→ Provided data
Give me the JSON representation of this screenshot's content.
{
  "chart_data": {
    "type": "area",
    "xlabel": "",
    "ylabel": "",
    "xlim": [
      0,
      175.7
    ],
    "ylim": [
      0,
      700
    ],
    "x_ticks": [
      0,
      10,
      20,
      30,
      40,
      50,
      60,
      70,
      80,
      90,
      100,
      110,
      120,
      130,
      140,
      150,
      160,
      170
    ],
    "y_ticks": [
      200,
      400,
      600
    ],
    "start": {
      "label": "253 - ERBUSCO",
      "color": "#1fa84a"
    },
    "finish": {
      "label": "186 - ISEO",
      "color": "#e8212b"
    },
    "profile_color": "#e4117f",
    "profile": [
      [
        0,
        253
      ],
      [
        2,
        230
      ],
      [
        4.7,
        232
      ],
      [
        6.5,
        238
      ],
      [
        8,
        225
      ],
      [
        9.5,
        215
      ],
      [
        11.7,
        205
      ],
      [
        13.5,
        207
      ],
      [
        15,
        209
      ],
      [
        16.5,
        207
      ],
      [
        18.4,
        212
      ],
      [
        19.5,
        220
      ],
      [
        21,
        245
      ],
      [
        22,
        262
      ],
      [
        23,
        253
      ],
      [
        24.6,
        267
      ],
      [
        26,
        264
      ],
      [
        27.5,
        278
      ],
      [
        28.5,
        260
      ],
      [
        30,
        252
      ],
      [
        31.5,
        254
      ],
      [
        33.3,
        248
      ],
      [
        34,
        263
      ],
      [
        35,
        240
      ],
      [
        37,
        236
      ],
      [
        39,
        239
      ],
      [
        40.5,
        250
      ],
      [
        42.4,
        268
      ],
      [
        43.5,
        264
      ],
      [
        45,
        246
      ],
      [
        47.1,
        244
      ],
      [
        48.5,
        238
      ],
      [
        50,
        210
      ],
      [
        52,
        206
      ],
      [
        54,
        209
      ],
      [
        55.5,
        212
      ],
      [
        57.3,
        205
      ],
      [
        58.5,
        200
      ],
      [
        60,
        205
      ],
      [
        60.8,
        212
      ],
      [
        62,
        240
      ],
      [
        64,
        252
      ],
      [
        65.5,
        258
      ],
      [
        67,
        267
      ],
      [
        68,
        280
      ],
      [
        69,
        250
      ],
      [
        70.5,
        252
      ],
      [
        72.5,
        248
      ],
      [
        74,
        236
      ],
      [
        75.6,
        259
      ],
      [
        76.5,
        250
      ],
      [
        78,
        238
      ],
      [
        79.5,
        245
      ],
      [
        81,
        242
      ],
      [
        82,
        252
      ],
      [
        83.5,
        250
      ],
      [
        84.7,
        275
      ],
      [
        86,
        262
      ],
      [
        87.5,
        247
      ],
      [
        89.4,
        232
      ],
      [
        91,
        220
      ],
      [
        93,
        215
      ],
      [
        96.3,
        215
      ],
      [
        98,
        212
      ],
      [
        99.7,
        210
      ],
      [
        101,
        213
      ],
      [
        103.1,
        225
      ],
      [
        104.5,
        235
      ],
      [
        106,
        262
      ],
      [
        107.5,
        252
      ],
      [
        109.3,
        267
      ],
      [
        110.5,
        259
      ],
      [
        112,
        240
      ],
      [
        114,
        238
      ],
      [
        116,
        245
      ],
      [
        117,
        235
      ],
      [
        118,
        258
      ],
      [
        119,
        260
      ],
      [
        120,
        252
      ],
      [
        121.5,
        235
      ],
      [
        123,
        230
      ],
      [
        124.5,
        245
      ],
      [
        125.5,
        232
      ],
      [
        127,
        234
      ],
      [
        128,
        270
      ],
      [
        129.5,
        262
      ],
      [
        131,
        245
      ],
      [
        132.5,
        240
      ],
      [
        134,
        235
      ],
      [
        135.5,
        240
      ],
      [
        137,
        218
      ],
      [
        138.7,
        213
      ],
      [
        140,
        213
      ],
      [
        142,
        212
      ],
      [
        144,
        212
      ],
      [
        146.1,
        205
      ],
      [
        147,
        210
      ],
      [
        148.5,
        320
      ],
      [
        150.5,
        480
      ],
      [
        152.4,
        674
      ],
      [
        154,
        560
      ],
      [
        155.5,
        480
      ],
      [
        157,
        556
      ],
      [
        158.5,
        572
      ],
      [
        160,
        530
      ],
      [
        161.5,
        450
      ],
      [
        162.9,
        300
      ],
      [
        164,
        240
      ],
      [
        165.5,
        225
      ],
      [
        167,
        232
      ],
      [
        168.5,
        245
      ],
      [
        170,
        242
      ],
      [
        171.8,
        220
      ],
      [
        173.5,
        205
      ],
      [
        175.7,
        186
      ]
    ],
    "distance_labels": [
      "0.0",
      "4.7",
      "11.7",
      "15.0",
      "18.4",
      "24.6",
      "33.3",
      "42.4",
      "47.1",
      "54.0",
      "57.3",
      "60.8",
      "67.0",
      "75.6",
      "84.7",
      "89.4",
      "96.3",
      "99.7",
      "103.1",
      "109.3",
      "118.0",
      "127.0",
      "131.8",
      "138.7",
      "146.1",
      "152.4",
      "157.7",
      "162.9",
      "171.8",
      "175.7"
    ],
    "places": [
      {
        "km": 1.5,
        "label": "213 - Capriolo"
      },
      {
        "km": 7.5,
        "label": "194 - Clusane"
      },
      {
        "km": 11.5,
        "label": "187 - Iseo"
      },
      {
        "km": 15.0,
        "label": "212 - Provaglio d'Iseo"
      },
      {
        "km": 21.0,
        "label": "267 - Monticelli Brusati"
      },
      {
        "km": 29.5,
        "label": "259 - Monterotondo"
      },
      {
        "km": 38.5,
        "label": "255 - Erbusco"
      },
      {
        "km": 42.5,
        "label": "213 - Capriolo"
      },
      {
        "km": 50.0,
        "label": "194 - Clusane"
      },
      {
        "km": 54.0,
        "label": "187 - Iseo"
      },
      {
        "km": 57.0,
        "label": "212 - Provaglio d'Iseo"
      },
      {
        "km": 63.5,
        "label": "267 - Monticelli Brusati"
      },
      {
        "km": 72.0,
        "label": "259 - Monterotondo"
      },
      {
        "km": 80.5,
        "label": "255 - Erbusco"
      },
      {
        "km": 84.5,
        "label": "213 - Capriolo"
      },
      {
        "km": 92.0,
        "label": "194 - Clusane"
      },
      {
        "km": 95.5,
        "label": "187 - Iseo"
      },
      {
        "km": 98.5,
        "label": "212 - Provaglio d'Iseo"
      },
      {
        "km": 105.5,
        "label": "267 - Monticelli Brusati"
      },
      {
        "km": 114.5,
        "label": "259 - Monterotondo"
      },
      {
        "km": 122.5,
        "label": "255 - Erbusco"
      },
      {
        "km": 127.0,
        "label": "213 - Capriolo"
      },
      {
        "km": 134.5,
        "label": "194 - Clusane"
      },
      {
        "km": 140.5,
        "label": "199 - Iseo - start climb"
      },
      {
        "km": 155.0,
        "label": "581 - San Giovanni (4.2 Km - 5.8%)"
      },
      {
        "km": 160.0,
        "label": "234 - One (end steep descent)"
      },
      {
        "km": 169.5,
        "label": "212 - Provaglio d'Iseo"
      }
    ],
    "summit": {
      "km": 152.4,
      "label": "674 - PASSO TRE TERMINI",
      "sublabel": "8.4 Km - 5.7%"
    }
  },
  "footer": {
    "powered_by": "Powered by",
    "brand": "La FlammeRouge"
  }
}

→ Objective
Extract the entries above verbatim.

→ Written answer
Give me the JSON representation of this screenshot's content.
{
  "chart_data": {
    "type": "area",
    "xlabel": "",
    "ylabel": "",
    "xlim": [
      0,
      175.7
    ],
    "ylim": [
      0,
      700
    ],
    "x_ticks": [
      0,
      10,
      20,
      30,
      40,
      50,
      60,
      70,
      80,
      90,
      100,
      110,
      120,
      130,
      140,
      150,
      160,
      170
    ],
    "y_ticks": [
      200,
      400,
      600
    ],
    "start": {
      "label": "253 - ERBUSCO",
      "color": "#1fa84a"
    },
    "finish": {
      "label": "186 - ISEO",
      "color": "#e8212b"
    },
    "profile_color": "#e4117f",
    "profile": [
      [
        0,
        253
      ],
      [
        2,
        230
      ],
      [
        4.7,
        232
      ],
      [
        6.5,
        238
      ],
      [
        8,
        225
      ],
      [
        9.5,
        215
      ],
      [
        11.7,
        205
      ],
      [
        13.5,
        207
      ],
      [
        15,
        209
      ],
      [
        16.5,
        207
      ],
      [
        18.4,
        212
      ],
      [
        19.5,
        220
      ],
      [
        21,
        245
      ],
      [
        22,
        262
      ],
      [
        23,
        253
      ],
      [
        24.6,
        267
      ],
      [
        26,
        264
      ],
      [
        27.5,
        278
      ],
      [
        28.5,
        260
      ],
      [
        30,
        252
      ],
      [
        31.5,
        254
      ],
      [
        33.3,
        248
      ],
      [
        34,
        263
      ],
      [
        35,
        240
      ],
      [
        37,
        236
      ],
      [
        39,
        239
      ],
      [
        40.5,
        250
      ],
      [
        42.4,
        268
      ],
      [
        43.5,
        264
      ],
      [
        45,
        246
      ],
      [
        47.1,
        244
      ],
      [
        48.5,
        238
      ],
      [
        50,
        210
      ],
      [
        52,
        206
      ],
      [
        54,
        209
      ],
      [
        55.5,
        212
      ],
      [
        57.3,
        205
      ],
      [
        58.5,
        200
      ],
      [
        60,
        205
      ],
      [
        60.8,
        212
      ],
      [
        62,
        240
      ],
      [
        64,
        252
      ],
      [
        65.5,
        258
      ],
      [
        67,
        267
      ],
      [
        68,
        280
      ],
      [
        69,
        250
      ],
      [
        70.5,
        252
      ],
      [
        72.5,
        248
      ],
      [
        74,
        236
      ],
      [
        75.6,
        259
      ],
      [
        76.5,
        250
      ],
      [
        78,
        238
      ],
      [
        79.5,
        245
      ],
      [
        81,
        242
      ],
      [
        82,
        252
      ],
      [
        83.5,
        250
      ],
      [
        84.7,
        275
      ],
      [
        86,
        262
      ],
      [
        87.5,
        247
      ],
      [
        89.4,
        232
      ],
      [
        91,
        220
      ],
      [
        93,
        215
      ],
      [
        96.3,
        215
      ],
      [
        98,
        212
      ],
      [
        99.7,
        210
      ],
      [
        101,
        213
      ],
      [
        103.1,
        225
      ],
      [
        104.5,
        235
      ],
      [
        106,
        262
      ],
      [
        107.5,
        252
      ],
      [
        109.3,
        267
      ],
      [
        110.5,
        259
      ],
      [
        112,
        240
      ],
      [
        114,
        238
      ],
      [
        116,
        245
      ],
      [
        117,
        235
      ],
      [
        118,
        258
      ],
      [
        119,
        260
      ],
      [
        120,
        252
      ],
      [
        121.5,
        235
      ],
      [
        123,
        230
      ],
      [
        124.5,
        245
      ],
      [
        125.5,
        232
      ],
      [
        127,
        234
      ],
      [
        128,
        270
      ],
      [
        129.5,
        262
      ],
      [
        131,
        245
      ],
      [
        132.5,
        240
      ],
      [
        134,
        235
      ],
      [
        135.5,
        240
      ],
      [
        137,
        218
      ],
      [
        138.7,
        213
      ],
      [
        140,
        213
      ],
      [
        142,
        212
      ],
      [
        144,
        212
      ],
      [
        146.1,
        205
      ],
      [
        147,
        210
      ],
      [
        148.5,
        320
      ],
      [
        150.5,
        480
      ],
      [
        152.4,
        674
      ],
      [
        154,
        560
      ],
      [
        155.5,
        480
      ],
      [
        157,
        556
      ],
      [
        158.5,
        572
      ],
      [
        160,
        530
      ],
      [
        161.5,
        450
      ],
      [
        162.9,
        300
      ],
      [
        164,
        240
      ],
      [
        165.5,
        225
      ],
      [
        167,
        232
      ],
      [
        168.5,
        245
      ],
      [
        170,
        242
      ],
      [
        171.8,
        220
      ],
      [
        173.5,
        205
      ],
      [
        175.7,
        186
      ]
    ],
    "distance_labels": [
      "0.0",
      "4.7",
      "11.7",
      "15.0",
      "18.4",
      "24.6",
      "33.3",
      "42.4",
      "47.1",
      "54.0",
      "57.3",
      "60.8",
      "67.0",
      "75.6",
      "84.7",
      "89.4",
      "96.3",
      "99.7",
      "103.1",
      "109.3",
      "118.0",
      "127.0",
      "131.8",
      "138.7",
      "146.1",
      "152.4",
      "157.7",
      "162.9",
      "171.8",
      "175.7"
    ],
    "places": [
      {
        "km": 1.5,
        "label": "213 - Capriolo"
      },
      {
        "km": 7.5,
        "label": "194 - Clusane"
      },
      {
        "km": 11.5,
        "label": "187 - Iseo"
      },
      {
        "km": 15.0,
        "label": "212 - Provaglio d'Iseo"
      },
      {
        "km": 21.0,
        "label": "267 - Monticelli Brusati"
      },
      {
        "km": 29.5,
        "label": "259 - Monterotondo"
      },
      {
        "km": 38.5,
        "label": "255 - Erbusco"
      },
      {
        "km": 42.5,
        "label": "213 - Capriolo"
      },
      {
        "km": 50.0,
        "label": "194 - Clusane"
      },
      {
        "km": 54.0,
        "label": "187 - Iseo"
      },
      {
        "km": 57.0,
        "label": "212 - Provaglio d'Iseo"
      },
      {
        "km": 63.5,
        "label": "267 - Monticelli Brusati"
      },
      {
        "km": 72.0,
        "label": "259 - Monterotondo"
      },
      {
        "km": 80.5,
        "label": "255 - Erbusco"
      },
      {
        "km": 84.5,
        "label": "213 - Capriolo"
      },
      {
        "km": 92.0,
        "label": "194 - Clusane"
      },
      {
        "km": 95.5,
        "label": "187 - Iseo"
      },
      {
        "km": 98.5,
        "label": "212 - Provaglio d'Iseo"
      },
      {
        "km": 105.5,
        "label": "267 - Monticelli Brusati"
      },
      {
        "km": 114.5,
        "label": "259 - Monterotondo"
      },
      {
        "km": 122.5,
        "label": "255 - Erbusco"
      },
      {
        "km": 127.0,
        "label": "213 - Capriolo"
      },
      {
        "km": 134.5,
        "label": "194 - Clusane"
      },
      {
        "km": 140.5,
        "label": "199 - Iseo - start climb"
      },
      {
        "km": 155.0,
        "label": "581 - San Giovanni (4.2 Km - 5.8%)"
      },
      {
        "km": 160.0,
        "label": "234 - One (end steep descent)"
      },
      {
        "km": 169.5,
        "label": "212 - Provaglio d'Iseo"
      }
    ],
    "summit": {
      "km": 152.4,
      "label": "674 - PASSO TRE TERMINI",
      "sublabel": "8.4 Km - 5.7%"
    }
  },
  "footer": {
    "powered_by": "Powered by",
    "brand": "La FlammeRouge"
  }
}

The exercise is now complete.